| ROWS |
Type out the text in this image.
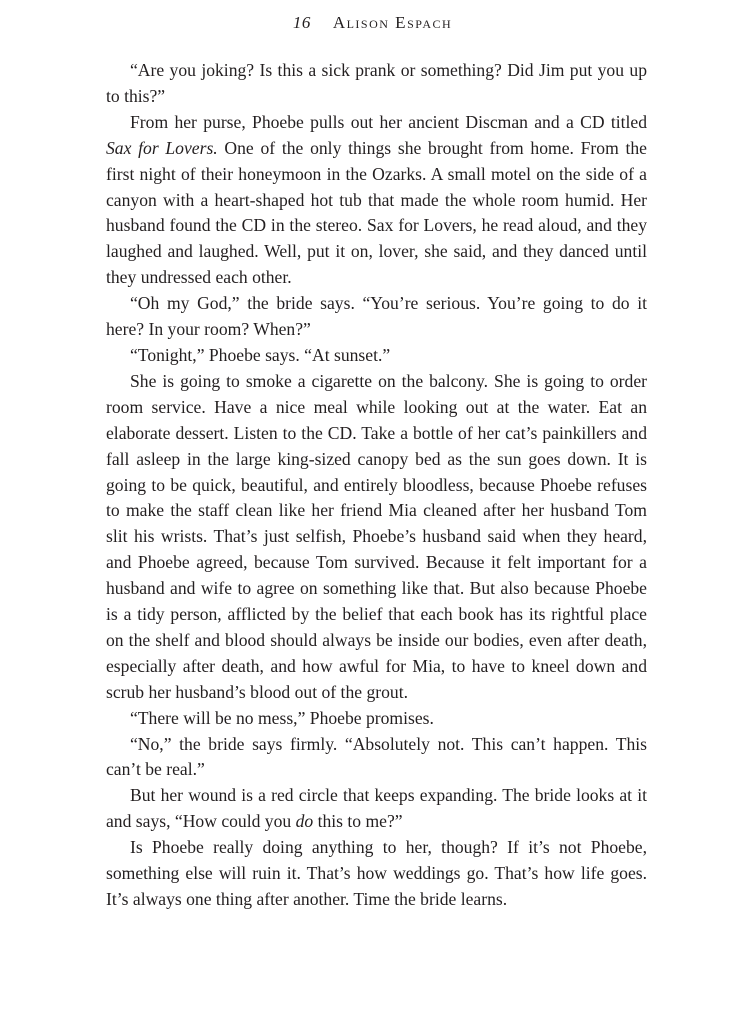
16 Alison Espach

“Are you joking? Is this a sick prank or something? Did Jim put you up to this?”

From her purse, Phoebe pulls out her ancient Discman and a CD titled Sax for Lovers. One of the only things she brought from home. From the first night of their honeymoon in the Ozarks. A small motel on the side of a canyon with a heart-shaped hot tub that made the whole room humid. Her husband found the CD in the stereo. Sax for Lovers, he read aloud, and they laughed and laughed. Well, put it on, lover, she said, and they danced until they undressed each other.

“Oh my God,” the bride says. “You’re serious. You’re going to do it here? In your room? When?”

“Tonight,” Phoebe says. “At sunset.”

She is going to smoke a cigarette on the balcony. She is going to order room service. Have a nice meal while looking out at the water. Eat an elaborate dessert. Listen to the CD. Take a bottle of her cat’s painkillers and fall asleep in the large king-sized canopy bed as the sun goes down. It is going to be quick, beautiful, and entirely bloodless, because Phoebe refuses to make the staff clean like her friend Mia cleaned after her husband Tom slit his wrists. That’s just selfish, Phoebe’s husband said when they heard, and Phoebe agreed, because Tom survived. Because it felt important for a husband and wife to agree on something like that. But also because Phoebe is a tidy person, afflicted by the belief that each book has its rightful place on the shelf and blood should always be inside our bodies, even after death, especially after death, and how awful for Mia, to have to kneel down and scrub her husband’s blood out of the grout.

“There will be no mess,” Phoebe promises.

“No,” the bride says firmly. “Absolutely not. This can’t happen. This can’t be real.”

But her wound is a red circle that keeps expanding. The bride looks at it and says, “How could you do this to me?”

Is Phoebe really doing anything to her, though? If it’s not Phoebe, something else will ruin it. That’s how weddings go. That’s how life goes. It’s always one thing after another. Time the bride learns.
* * *
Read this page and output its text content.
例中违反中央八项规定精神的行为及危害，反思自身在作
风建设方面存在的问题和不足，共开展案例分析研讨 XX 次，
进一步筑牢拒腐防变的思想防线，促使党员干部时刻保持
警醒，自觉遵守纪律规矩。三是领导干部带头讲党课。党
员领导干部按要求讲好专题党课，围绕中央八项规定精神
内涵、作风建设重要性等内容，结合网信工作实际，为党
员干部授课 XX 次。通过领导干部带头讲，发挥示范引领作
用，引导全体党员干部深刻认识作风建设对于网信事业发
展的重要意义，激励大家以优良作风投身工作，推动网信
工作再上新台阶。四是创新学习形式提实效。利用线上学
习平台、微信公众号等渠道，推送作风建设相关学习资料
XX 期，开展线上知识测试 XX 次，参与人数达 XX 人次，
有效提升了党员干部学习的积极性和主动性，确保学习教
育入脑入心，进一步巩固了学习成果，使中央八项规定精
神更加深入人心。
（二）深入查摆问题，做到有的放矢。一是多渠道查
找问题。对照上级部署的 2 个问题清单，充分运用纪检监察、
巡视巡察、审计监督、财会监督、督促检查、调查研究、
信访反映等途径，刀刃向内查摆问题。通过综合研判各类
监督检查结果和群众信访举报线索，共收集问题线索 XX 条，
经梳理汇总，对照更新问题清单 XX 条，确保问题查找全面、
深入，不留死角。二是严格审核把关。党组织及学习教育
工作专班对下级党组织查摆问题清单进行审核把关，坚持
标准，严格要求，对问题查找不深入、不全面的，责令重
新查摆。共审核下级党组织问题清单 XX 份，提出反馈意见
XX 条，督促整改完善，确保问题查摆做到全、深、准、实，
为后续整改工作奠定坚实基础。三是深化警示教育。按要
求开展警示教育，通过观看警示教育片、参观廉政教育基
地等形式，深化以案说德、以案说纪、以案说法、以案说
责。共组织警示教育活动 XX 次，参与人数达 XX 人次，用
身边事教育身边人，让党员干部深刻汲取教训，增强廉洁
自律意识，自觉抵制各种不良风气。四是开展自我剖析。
==
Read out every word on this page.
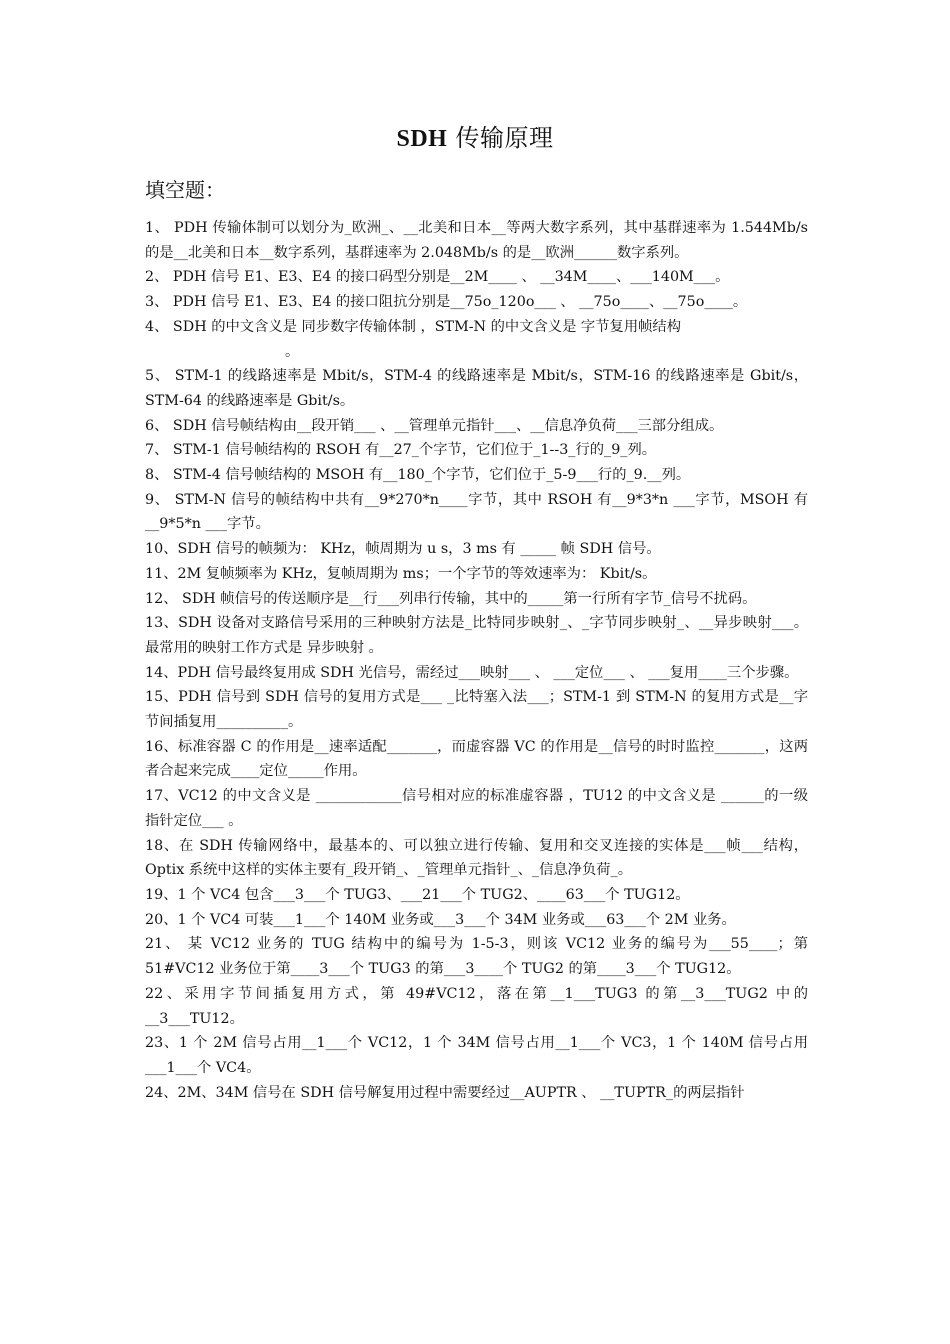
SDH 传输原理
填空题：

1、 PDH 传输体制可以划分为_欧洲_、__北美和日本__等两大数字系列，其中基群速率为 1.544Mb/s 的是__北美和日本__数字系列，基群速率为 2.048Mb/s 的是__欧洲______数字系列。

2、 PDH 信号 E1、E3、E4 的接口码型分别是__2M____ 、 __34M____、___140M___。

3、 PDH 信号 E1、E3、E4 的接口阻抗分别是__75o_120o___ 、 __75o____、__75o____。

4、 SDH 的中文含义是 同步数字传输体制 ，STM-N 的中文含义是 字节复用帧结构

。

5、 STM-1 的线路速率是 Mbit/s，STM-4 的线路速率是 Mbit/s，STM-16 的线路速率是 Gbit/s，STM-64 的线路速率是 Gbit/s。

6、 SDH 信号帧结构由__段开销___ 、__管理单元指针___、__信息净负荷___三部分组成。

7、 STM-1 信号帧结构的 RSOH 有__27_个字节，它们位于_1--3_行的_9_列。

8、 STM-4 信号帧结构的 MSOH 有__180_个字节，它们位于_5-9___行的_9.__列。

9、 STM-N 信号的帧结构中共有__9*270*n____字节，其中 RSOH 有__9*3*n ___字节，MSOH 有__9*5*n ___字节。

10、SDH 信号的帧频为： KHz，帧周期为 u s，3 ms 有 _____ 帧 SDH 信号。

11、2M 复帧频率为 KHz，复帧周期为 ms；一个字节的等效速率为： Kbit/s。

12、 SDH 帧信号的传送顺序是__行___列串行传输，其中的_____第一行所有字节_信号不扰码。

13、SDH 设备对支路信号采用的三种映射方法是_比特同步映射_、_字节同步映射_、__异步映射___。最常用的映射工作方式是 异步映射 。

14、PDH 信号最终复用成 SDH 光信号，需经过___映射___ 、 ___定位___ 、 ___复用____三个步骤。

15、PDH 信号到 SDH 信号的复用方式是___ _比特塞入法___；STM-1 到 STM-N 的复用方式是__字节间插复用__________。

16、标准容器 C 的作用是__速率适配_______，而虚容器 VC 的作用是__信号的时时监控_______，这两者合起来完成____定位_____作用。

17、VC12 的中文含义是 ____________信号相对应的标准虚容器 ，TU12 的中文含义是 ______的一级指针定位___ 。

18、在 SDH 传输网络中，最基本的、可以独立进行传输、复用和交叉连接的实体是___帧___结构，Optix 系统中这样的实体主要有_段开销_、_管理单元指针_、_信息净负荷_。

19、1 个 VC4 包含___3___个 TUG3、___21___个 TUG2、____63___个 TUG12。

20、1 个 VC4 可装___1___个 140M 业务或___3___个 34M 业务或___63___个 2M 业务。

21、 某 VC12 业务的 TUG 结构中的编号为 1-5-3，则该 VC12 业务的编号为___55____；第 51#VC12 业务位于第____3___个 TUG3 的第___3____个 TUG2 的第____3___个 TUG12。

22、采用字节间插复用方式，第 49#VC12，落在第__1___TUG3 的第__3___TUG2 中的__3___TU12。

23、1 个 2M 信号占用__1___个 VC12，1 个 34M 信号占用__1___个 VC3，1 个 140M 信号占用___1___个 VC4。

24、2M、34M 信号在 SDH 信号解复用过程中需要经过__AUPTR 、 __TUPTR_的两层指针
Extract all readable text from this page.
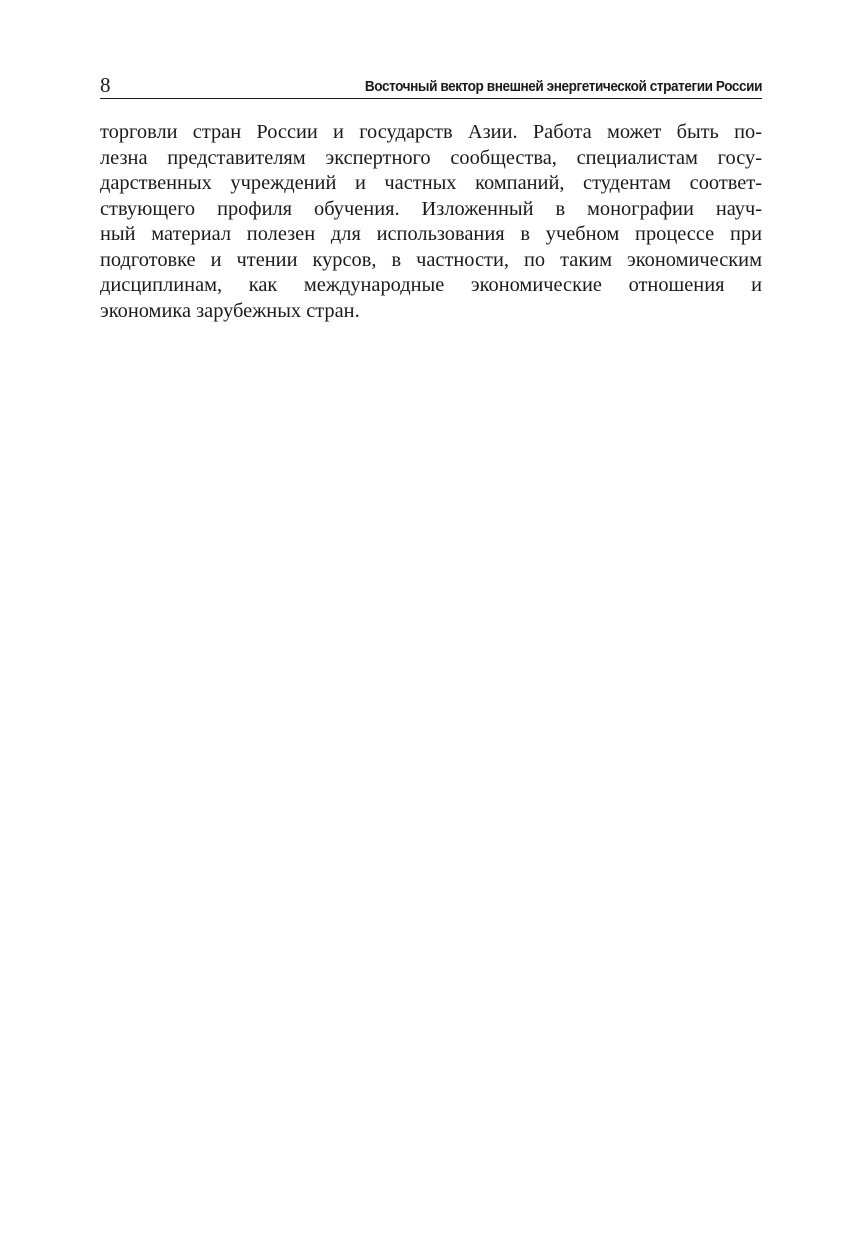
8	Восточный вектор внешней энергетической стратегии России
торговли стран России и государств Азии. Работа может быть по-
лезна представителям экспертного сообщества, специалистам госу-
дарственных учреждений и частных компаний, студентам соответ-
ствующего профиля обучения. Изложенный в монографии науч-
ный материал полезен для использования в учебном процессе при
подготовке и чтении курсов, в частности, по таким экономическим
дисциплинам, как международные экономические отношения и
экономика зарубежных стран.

| REQUIRED TASK |
Gather up every line from the listing above in which the word "page" occurs.

| SOLUTION TO THIS TASK |
Read this page and output its text content.
Read out every word on this page.
Extract all readable text from this page.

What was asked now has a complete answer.